BEGIN The data

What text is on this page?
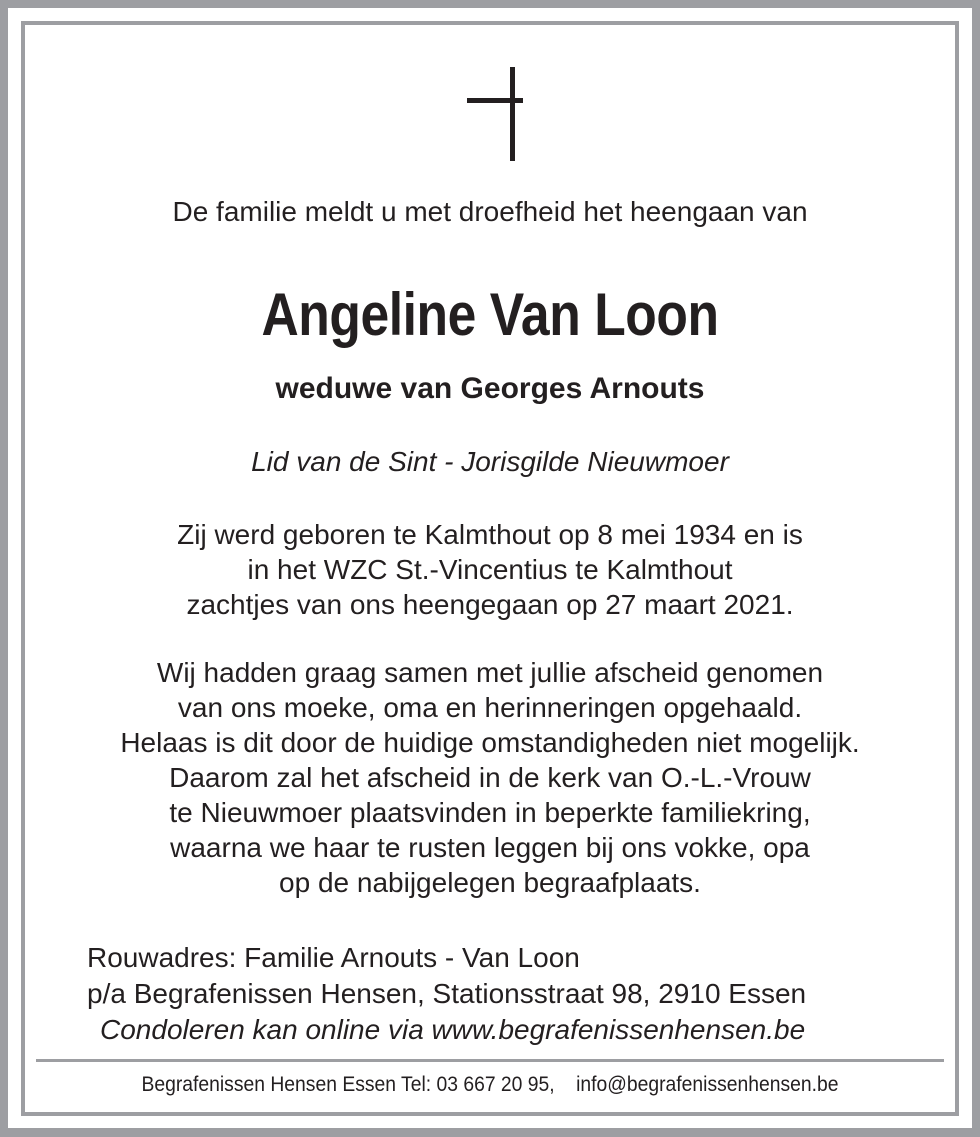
De familie meldt u met droefheid het heengaan van
Angeline Van Loon
weduwe van Georges Arnouts
Lid van de Sint - Jorisgilde Nieuwmoer
Zij werd geboren te Kalmthout op 8 mei 1934 en is
in het WZC St.-Vincentius te Kalmthout
zachtjes van ons heengegaan op 27 maart 2021.
Wij hadden graag samen met jullie afscheid genomen
van ons moeke, oma en herinneringen opgehaald.
Helaas is dit door de huidige omstandigheden niet mogelijk.
Daarom zal het afscheid in de kerk van O.-L.-Vrouw
te Nieuwmoer plaatsvinden in beperkte familiekring,
waarna we haar te rusten leggen bij ons vokke, opa
op de nabijgelegen begraafplaats.
Rouwadres: Familie Arnouts - Van Loon
p/a Begrafenissen Hensen, Stationsstraat 98, 2910 Essen
Condoleren kan online via www.begrafenissenhensen.be
Begrafenissen Hensen Essen Tel: 03 667 20 95, info@begrafenissenhensen.be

END The data

An exact copy of the entries above is required, with the pictures left out.

Your solution ::
What text is on this page?
De familie meldt u met droefheid het heengaan van
Angeline Van Loon
weduwe van Georges Arnouts
Lid van de Sint - Jorisgilde Nieuwmoer
Zij werd geboren te Kalmthout op 8 mei 1934 en is
in het WZC St.-Vincentius te Kalmthout
zachtjes van ons heengegaan op 27 maart 2021.
Wij hadden graag samen met jullie afscheid genomen
van ons moeke, oma en herinneringen opgehaald.
Helaas is dit door de huidige omstandigheden niet mogelijk.
Daarom zal het afscheid in de kerk van O.-L.-Vrouw
te Nieuwmoer plaatsvinden in beperkte familiekring,
waarna we haar te rusten leggen bij ons vokke, opa
op de nabijgelegen begraafplaats.
Rouwadres: Familie Arnouts - Van Loon
p/a Begrafenissen Hensen, Stationsstraat 98, 2910 Essen
Condoleren kan online via www.begrafenissenhensen.be
Begrafenissen Hensen Essen Tel: 03 667 20 95, info@begrafenissenhensen.be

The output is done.